Input data -
+ + +

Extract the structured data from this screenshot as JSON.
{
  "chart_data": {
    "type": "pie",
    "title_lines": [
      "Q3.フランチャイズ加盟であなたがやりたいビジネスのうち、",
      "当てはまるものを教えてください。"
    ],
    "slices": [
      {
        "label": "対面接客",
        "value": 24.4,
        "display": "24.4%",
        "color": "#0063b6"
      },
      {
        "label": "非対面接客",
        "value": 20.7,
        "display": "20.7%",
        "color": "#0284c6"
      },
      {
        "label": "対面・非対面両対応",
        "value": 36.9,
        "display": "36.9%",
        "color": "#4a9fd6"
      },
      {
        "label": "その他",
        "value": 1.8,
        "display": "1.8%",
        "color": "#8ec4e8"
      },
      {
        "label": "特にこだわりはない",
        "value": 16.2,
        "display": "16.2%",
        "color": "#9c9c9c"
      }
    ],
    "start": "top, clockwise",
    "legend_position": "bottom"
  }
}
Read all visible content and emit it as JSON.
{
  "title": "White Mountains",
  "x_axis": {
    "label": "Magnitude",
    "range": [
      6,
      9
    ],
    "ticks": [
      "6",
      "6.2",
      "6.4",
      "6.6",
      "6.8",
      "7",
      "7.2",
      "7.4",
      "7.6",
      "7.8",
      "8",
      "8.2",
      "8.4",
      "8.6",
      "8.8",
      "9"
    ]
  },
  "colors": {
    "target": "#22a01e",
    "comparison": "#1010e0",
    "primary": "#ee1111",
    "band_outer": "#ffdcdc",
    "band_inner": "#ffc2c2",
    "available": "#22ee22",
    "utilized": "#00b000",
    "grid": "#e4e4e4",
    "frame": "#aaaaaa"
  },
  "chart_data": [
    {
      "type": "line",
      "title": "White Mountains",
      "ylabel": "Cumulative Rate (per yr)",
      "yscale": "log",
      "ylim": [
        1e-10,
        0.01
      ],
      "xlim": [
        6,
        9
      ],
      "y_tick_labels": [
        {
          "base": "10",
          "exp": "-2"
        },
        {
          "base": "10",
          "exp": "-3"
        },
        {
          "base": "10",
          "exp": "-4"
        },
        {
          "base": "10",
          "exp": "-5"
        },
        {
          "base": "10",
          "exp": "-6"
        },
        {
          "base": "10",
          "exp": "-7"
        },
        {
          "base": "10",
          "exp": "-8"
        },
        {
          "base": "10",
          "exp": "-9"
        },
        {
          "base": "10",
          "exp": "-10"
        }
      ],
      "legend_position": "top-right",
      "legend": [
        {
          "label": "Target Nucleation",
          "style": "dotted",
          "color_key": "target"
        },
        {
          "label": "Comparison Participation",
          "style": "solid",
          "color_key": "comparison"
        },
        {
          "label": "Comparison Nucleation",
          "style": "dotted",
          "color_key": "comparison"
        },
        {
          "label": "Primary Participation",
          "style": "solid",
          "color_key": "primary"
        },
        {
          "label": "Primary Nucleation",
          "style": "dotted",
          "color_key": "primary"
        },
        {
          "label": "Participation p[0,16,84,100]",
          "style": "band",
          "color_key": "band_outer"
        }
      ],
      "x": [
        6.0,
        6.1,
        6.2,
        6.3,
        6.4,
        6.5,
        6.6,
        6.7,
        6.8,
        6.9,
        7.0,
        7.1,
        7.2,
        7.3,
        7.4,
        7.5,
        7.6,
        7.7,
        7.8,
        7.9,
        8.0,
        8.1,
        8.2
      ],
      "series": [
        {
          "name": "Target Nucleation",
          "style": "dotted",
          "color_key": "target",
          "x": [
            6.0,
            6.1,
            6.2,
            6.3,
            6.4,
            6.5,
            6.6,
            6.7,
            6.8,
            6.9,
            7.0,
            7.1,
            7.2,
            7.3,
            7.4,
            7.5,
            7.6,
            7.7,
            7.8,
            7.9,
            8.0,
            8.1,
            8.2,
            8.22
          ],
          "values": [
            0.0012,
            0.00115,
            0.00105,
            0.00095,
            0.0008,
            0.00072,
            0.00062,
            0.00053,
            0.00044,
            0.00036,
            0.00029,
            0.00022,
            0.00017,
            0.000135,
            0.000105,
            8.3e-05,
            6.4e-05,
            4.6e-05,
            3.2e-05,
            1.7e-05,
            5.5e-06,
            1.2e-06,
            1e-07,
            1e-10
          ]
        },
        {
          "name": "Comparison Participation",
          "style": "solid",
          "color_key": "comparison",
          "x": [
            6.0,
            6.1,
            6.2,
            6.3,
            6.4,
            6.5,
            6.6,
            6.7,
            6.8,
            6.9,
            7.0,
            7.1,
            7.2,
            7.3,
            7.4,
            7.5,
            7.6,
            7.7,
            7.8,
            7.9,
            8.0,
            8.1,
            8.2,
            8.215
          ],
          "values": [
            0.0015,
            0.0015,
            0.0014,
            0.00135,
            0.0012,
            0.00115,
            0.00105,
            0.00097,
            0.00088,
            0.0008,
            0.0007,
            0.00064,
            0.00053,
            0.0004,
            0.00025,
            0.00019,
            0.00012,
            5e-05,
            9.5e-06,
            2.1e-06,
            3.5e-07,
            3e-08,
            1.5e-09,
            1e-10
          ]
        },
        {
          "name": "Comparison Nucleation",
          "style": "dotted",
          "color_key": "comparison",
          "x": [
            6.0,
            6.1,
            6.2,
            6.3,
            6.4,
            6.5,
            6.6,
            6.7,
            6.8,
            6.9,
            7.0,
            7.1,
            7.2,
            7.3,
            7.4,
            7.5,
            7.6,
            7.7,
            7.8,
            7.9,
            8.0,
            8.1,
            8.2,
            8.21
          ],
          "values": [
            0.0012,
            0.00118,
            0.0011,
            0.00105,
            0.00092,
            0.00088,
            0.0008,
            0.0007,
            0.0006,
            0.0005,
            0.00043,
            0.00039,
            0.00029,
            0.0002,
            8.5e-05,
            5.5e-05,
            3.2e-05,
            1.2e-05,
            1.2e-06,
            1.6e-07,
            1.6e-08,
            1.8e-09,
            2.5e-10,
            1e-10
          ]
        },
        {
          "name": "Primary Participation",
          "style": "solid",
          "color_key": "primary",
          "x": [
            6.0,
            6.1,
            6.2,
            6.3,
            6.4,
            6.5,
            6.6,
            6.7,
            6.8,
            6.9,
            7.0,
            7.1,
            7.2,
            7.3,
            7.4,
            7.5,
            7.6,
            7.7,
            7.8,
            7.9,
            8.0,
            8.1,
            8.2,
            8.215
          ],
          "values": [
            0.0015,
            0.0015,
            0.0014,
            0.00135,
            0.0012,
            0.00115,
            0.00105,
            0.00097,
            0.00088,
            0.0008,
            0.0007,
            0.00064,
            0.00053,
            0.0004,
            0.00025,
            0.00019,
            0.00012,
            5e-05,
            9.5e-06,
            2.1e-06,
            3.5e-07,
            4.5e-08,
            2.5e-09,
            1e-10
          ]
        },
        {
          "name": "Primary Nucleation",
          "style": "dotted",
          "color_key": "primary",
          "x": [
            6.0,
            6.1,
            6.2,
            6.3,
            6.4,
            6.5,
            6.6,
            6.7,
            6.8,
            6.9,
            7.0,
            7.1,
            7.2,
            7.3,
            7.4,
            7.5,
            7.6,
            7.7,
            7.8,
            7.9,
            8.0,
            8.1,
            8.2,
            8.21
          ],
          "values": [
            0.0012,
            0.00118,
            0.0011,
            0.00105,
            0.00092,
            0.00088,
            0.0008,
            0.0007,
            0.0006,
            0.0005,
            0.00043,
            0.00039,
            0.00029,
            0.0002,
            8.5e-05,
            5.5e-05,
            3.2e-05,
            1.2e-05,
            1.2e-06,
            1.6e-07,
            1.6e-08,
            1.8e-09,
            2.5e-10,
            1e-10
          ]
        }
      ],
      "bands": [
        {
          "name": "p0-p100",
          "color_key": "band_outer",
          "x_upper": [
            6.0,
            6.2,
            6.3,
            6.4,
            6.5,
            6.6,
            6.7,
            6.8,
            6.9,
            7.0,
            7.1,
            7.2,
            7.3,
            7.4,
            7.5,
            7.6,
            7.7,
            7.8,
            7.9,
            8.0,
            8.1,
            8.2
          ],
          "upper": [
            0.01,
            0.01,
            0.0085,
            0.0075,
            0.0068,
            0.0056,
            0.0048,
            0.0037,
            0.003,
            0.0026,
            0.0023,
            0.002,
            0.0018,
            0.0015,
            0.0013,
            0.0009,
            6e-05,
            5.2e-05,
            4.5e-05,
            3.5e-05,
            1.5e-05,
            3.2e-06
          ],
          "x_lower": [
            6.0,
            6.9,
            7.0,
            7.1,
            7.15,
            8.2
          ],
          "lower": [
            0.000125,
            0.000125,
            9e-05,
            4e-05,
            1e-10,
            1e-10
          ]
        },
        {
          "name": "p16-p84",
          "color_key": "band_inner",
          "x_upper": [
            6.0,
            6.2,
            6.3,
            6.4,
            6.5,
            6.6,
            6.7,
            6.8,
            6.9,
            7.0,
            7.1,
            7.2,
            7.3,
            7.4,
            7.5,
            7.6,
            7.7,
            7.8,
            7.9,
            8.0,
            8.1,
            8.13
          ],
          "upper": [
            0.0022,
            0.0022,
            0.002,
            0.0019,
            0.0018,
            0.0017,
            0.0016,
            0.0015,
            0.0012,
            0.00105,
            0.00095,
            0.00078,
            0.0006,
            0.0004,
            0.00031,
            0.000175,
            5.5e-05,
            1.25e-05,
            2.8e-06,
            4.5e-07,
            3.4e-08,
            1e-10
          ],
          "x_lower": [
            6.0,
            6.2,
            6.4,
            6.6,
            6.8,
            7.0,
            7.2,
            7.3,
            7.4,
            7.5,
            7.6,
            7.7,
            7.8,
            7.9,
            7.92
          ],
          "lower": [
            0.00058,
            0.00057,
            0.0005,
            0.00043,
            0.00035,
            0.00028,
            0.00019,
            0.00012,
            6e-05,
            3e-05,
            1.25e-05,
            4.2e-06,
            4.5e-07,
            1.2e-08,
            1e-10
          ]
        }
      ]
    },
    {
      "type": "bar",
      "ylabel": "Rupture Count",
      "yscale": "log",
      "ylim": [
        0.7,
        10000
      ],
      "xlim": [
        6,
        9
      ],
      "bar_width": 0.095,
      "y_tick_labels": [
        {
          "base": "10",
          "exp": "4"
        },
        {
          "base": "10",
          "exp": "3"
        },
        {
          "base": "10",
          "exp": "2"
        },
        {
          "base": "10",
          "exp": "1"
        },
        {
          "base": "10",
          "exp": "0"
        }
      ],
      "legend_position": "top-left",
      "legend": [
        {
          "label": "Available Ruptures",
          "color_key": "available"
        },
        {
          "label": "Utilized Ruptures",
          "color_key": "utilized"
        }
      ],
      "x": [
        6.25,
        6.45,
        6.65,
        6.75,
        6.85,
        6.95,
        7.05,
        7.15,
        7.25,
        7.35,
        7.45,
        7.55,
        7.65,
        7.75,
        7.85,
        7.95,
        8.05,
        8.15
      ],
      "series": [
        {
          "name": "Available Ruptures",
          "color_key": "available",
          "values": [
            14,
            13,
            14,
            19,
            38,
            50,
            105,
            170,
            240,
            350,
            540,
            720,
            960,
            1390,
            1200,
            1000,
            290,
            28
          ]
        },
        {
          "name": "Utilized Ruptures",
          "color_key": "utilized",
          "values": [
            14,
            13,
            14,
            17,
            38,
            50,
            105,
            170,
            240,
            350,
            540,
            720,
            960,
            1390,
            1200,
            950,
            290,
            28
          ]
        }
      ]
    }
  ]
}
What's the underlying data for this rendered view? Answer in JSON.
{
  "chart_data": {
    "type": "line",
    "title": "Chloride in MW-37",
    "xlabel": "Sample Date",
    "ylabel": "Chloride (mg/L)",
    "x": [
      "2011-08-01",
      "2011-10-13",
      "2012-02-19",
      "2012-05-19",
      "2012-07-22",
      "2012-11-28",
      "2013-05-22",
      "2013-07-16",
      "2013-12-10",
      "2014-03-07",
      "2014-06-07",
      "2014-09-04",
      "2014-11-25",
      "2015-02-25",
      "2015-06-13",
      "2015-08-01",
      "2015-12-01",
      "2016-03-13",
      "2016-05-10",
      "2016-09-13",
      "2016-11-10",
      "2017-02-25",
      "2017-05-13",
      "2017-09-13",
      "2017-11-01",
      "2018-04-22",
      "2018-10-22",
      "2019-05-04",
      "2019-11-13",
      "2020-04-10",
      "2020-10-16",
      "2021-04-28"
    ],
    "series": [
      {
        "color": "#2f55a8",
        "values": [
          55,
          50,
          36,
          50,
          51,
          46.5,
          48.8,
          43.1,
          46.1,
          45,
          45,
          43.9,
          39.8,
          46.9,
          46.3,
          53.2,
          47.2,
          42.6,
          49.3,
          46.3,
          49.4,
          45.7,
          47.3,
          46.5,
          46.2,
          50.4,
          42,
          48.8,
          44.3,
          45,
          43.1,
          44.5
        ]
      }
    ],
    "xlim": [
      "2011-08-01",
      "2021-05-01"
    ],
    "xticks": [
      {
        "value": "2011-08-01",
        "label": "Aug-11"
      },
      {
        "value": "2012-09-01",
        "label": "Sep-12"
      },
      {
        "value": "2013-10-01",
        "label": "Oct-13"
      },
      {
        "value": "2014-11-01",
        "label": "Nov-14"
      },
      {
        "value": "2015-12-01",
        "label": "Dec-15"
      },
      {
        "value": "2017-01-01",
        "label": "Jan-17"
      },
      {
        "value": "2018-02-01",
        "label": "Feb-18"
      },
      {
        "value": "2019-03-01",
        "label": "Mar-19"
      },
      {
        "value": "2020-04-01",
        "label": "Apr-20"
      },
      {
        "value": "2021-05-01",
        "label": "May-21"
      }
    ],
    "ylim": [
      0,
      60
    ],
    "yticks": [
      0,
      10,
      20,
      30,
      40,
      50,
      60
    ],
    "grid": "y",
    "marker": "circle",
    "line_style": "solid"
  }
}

+ + +

Requirement -
Answer with one number: how many lines of the entries above include the word "name".

Task result -
9